__Exercise data__
════════
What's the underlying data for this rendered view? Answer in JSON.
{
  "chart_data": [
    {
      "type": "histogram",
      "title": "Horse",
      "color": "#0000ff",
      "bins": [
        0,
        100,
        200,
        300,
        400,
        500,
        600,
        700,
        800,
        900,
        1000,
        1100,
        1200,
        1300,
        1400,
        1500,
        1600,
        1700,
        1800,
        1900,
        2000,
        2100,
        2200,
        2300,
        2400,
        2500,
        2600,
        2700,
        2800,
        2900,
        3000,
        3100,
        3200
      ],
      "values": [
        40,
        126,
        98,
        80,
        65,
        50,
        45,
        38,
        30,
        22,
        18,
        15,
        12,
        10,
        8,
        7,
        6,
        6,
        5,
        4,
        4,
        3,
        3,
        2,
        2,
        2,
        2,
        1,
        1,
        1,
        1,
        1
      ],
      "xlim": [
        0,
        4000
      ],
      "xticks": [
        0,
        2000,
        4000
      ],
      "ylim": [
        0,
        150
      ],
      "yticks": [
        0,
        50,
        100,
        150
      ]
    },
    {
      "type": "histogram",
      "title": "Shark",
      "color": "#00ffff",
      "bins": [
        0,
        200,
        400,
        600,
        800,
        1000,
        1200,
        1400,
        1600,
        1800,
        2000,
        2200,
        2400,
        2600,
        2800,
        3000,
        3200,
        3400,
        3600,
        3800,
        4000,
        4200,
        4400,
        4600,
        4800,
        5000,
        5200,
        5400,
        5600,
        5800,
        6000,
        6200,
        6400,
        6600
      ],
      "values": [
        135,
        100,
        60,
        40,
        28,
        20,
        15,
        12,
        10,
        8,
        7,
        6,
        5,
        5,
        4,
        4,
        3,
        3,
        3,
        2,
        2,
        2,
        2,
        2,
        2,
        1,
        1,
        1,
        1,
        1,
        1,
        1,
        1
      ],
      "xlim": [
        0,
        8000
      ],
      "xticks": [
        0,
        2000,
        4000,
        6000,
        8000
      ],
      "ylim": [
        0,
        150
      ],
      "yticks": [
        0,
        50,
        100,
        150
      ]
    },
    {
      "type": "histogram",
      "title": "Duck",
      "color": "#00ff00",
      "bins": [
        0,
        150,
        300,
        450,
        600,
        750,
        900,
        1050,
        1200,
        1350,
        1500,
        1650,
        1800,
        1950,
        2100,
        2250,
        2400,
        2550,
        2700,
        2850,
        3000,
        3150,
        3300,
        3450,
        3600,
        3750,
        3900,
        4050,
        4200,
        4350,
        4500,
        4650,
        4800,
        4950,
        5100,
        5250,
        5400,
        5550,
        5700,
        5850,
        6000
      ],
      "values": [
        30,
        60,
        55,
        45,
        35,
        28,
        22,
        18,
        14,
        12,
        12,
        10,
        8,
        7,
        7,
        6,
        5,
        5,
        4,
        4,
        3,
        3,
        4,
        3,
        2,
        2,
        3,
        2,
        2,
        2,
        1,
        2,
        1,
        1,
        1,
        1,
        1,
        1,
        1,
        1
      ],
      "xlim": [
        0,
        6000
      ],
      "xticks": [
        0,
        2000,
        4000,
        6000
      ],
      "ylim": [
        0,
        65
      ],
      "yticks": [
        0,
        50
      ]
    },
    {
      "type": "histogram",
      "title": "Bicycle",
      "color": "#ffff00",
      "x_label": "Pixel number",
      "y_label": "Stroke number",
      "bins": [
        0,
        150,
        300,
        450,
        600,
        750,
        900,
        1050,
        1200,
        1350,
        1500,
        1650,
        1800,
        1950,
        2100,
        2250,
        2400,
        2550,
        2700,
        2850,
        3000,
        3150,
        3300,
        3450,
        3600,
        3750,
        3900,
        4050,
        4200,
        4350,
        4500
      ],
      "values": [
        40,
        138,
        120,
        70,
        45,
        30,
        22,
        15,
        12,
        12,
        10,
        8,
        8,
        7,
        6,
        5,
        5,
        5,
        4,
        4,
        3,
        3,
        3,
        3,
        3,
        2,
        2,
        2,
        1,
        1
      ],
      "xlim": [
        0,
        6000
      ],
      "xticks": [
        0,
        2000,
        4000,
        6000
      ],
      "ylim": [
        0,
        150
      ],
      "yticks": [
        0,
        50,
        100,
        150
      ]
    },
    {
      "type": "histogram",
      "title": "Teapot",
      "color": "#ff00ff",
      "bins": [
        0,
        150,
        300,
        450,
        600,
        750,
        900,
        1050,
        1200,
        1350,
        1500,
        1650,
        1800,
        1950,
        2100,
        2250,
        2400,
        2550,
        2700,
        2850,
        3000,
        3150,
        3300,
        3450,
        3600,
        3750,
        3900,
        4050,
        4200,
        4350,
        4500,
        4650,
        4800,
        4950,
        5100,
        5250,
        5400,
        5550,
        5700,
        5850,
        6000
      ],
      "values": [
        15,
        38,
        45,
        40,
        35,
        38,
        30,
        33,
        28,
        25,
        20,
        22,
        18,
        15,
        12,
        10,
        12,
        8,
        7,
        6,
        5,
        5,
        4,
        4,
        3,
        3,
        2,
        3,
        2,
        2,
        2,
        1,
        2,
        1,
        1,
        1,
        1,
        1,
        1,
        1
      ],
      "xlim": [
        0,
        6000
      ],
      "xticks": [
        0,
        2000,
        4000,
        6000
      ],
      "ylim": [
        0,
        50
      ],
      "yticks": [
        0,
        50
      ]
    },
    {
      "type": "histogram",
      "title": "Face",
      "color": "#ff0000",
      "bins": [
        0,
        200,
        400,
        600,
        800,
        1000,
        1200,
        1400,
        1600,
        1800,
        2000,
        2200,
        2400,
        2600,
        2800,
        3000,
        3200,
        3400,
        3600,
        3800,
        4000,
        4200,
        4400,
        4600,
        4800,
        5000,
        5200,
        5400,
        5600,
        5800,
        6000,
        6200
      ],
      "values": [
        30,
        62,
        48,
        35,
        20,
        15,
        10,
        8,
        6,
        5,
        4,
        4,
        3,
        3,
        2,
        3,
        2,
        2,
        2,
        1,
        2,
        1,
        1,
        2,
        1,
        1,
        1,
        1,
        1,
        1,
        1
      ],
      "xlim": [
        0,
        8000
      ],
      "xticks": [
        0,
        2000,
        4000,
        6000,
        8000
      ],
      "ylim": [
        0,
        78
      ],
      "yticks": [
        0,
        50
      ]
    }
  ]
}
════════
__The problem__
Give a word-for-word copy of the records.

__Expected answer__
What's the underlying data for this rendered view? Answer in JSON.
{
  "chart_data": [
    {
      "type": "histogram",
      "title": "Horse",
      "color": "#0000ff",
      "bins": [
        0,
        100,
        200,
        300,
        400,
        500,
        600,
        700,
        800,
        900,
        1000,
        1100,
        1200,
        1300,
        1400,
        1500,
        1600,
        1700,
        1800,
        1900,
        2000,
        2100,
        2200,
        2300,
        2400,
        2500,
        2600,
        2700,
        2800,
        2900,
        3000,
        3100,
        3200
      ],
      "values": [
        40,
        126,
        98,
        80,
        65,
        50,
        45,
        38,
        30,
        22,
        18,
        15,
        12,
        10,
        8,
        7,
        6,
        6,
        5,
        4,
        4,
        3,
        3,
        2,
        2,
        2,
        2,
        1,
        1,
        1,
        1,
        1
      ],
      "xlim": [
        0,
        4000
      ],
      "xticks": [
        0,
        2000,
        4000
      ],
      "ylim": [
        0,
        150
      ],
      "yticks": [
        0,
        50,
        100,
        150
      ]
    },
    {
      "type": "histogram",
      "title": "Shark",
      "color": "#00ffff",
      "bins": [
        0,
        200,
        400,
        600,
        800,
        1000,
        1200,
        1400,
        1600,
        1800,
        2000,
        2200,
        2400,
        2600,
        2800,
        3000,
        3200,
        3400,
        3600,
        3800,
        4000,
        4200,
        4400,
        4600,
        4800,
        5000,
        5200,
        5400,
        5600,
        5800,
        6000,
        6200,
        6400,
        6600
      ],
      "values": [
        135,
        100,
        60,
        40,
        28,
        20,
        15,
        12,
        10,
        8,
        7,
        6,
        5,
        5,
        4,
        4,
        3,
        3,
        3,
        2,
        2,
        2,
        2,
        2,
        2,
        1,
        1,
        1,
        1,
        1,
        1,
        1,
        1
      ],
      "xlim": [
        0,
        8000
      ],
      "xticks": [
        0,
        2000,
        4000,
        6000,
        8000
      ],
      "ylim": [
        0,
        150
      ],
      "yticks": [
        0,
        50,
        100,
        150
      ]
    },
    {
      "type": "histogram",
      "title": "Duck",
      "color": "#00ff00",
      "bins": [
        0,
        150,
        300,
        450,
        600,
        750,
        900,
        1050,
        1200,
        1350,
        1500,
        1650,
        1800,
        1950,
        2100,
        2250,
        2400,
        2550,
        2700,
        2850,
        3000,
        3150,
        3300,
        3450,
        3600,
        3750,
        3900,
        4050,
        4200,
        4350,
        4500,
        4650,
        4800,
        4950,
        5100,
        5250,
        5400,
        5550,
        5700,
        5850,
        6000
      ],
      "values": [
        30,
        60,
        55,
        45,
        35,
        28,
        22,
        18,
        14,
        12,
        12,
        10,
        8,
        7,
        7,
        6,
        5,
        5,
        4,
        4,
        3,
        3,
        4,
        3,
        2,
        2,
        3,
        2,
        2,
        2,
        1,
        2,
        1,
        1,
        1,
        1,
        1,
        1,
        1,
        1
      ],
      "xlim": [
        0,
        6000
      ],
      "xticks": [
        0,
        2000,
        4000,
        6000
      ],
      "ylim": [
        0,
        65
      ],
      "yticks": [
        0,
        50
      ]
    },
    {
      "type": "histogram",
      "title": "Bicycle",
      "color": "#ffff00",
      "x_label": "Pixel number",
      "y_label": "Stroke number",
      "bins": [
        0,
        150,
        300,
        450,
        600,
        750,
        900,
        1050,
        1200,
        1350,
        1500,
        1650,
        1800,
        1950,
        2100,
        2250,
        2400,
        2550,
        2700,
        2850,
        3000,
        3150,
        3300,
        3450,
        3600,
        3750,
        3900,
        4050,
        4200,
        4350,
        4500
      ],
      "values": [
        40,
        138,
        120,
        70,
        45,
        30,
        22,
        15,
        12,
        12,
        10,
        8,
        8,
        7,
        6,
        5,
        5,
        5,
        4,
        4,
        3,
        3,
        3,
        3,
        3,
        2,
        2,
        2,
        1,
        1
      ],
      "xlim": [
        0,
        6000
      ],
      "xticks": [
        0,
        2000,
        4000,
        6000
      ],
      "ylim": [
        0,
        150
      ],
      "yticks": [
        0,
        50,
        100,
        150
      ]
    },
    {
      "type": "histogram",
      "title": "Teapot",
      "color": "#ff00ff",
      "bins": [
        0,
        150,
        300,
        450,
        600,
        750,
        900,
        1050,
        1200,
        1350,
        1500,
        1650,
        1800,
        1950,
        2100,
        2250,
        2400,
        2550,
        2700,
        2850,
        3000,
        3150,
        3300,
        3450,
        3600,
        3750,
        3900,
        4050,
        4200,
        4350,
        4500,
        4650,
        4800,
        4950,
        5100,
        5250,
        5400,
        5550,
        5700,
        5850,
        6000
      ],
      "values": [
        15,
        38,
        45,
        40,
        35,
        38,
        30,
        33,
        28,
        25,
        20,
        22,
        18,
        15,
        12,
        10,
        12,
        8,
        7,
        6,
        5,
        5,
        4,
        4,
        3,
        3,
        2,
        3,
        2,
        2,
        2,
        1,
        2,
        1,
        1,
        1,
        1,
        1,
        1,
        1
      ],
      "xlim": [
        0,
        6000
      ],
      "xticks": [
        0,
        2000,
        4000,
        6000
      ],
      "ylim": [
        0,
        50
      ],
      "yticks": [
        0,
        50
      ]
    },
    {
      "type": "histogram",
      "title": "Face",
      "color": "#ff0000",
      "bins": [
        0,
        200,
        400,
        600,
        800,
        1000,
        1200,
        1400,
        1600,
        1800,
        2000,
        2200,
        2400,
        2600,
        2800,
        3000,
        3200,
        3400,
        3600,
        3800,
        4000,
        4200,
        4400,
        4600,
        4800,
        5000,
        5200,
        5400,
        5600,
        5800,
        6000,
        6200
      ],
      "values": [
        30,
        62,
        48,
        35,
        20,
        15,
        10,
        8,
        6,
        5,
        4,
        4,
        3,
        3,
        2,
        3,
        2,
        2,
        2,
        1,
        2,
        1,
        1,
        2,
        1,
        1,
        1,
        1,
        1,
        1,
        1
      ],
      "xlim": [
        0,
        8000
      ],
      "xticks": [
        0,
        2000,
        4000,
        6000,
        8000
      ],
      "ylim": [
        0,
        78
      ],
      "yticks": [
        0,
        50
      ]
    }
  ]
}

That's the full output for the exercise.